◆ **Aim**: Starting at the line with "OCR this image.", transcribe each line through the final one, both included, and add nothing.

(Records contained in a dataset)
□ □ □ □ □ □ □
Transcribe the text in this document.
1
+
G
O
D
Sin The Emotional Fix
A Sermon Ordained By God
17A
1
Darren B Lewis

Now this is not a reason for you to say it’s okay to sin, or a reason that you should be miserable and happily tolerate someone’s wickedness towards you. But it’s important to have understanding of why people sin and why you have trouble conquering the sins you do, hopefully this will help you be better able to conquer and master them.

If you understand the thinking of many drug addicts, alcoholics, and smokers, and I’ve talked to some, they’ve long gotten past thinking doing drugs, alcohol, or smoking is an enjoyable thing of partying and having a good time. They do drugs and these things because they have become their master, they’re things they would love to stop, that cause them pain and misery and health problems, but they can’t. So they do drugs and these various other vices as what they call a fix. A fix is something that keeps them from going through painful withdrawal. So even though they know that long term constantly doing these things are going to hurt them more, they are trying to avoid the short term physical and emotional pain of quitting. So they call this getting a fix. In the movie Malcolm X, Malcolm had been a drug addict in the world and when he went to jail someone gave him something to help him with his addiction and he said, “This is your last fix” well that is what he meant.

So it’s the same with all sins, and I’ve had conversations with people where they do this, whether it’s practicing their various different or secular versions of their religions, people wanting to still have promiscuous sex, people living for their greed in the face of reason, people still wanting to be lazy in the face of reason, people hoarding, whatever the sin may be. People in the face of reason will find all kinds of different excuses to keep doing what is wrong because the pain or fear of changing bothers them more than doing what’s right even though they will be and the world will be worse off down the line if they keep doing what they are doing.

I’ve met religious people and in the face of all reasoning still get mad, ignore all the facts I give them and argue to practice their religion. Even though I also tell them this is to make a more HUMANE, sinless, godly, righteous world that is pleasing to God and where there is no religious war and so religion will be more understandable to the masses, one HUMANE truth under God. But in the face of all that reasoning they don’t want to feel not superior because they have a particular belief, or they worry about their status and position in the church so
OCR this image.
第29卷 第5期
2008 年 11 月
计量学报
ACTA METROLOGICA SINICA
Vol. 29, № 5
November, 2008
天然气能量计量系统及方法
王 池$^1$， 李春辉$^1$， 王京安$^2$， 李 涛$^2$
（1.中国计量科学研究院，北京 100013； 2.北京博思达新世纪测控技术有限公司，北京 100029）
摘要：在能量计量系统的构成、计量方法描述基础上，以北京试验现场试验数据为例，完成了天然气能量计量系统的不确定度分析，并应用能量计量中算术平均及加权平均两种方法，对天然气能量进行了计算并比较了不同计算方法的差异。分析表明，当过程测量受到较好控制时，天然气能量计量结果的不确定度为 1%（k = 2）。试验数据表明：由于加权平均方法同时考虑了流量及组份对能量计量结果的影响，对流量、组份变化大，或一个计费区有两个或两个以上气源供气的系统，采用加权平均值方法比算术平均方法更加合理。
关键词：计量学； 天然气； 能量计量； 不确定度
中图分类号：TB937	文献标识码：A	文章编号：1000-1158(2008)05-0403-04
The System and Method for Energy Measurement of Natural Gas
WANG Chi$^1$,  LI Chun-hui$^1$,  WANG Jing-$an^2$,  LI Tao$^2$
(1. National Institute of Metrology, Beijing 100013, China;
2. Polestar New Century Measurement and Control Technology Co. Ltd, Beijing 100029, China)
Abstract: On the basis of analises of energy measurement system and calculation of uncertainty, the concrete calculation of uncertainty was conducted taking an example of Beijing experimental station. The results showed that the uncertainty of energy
□ □ □ □ □ □ □
◆ **Written answer**:
OCR this image.
第29卷 第5期
2008 年 11 月
计量学报
ACTA METROLOGICA SINICA
Vol. 29, № 5
November, 2008
天然气能量计量系统及方法
王 池$^1$， 李春辉$^1$， 王京安$^2$， 李 涛$^2$
（1.中国计量科学研究院，北京 100013； 2.北京博思达新世纪测控技术有限公司，北京 100029）
摘要：在能量计量系统的构成、计量方法描述基础上，以北京试验现场试验数据为例，完成了天然气能量计量系统的不确定度分析，并应用能量计量中算术平均及加权平均两种方法，对天然气能量进行了计算并比较了不同计算方法的差异。分析表明，当过程测量受到较好控制时，天然气能量计量结果的不确定度为 1%（k = 2）。试验数据表明：由于加权平均方法同时考虑了流量及组份对能量计量结果的影响，对流量、组份变化大，或一个计费区有两个或两个以上气源供气的系统，采用加权平均值方法比算术平均方法更加合理。
关键词：计量学； 天然气； 能量计量； 不确定度
中图分类号：TB937	文献标识码：A	文章编号：1000-1158(2008)05-0403-04
The System and Method for Energy Measurement of Natural Gas
WANG Chi$^1$,  LI Chun-hui$^1$,  WANG Jing-$an^2$,  LI Tao$^2$
(1. National Institute of Metrology, Beijing 100013, China;
2. Polestar New Century Measurement and Control Technology Co. Ltd, Beijing 100029, China)
Abstract: On the basis of analises of energy measurement system and calculation of uncertainty, the concrete calculation of uncertainty was conducted taking an example of Beijing experimental station. The results showed that the uncertainty of energy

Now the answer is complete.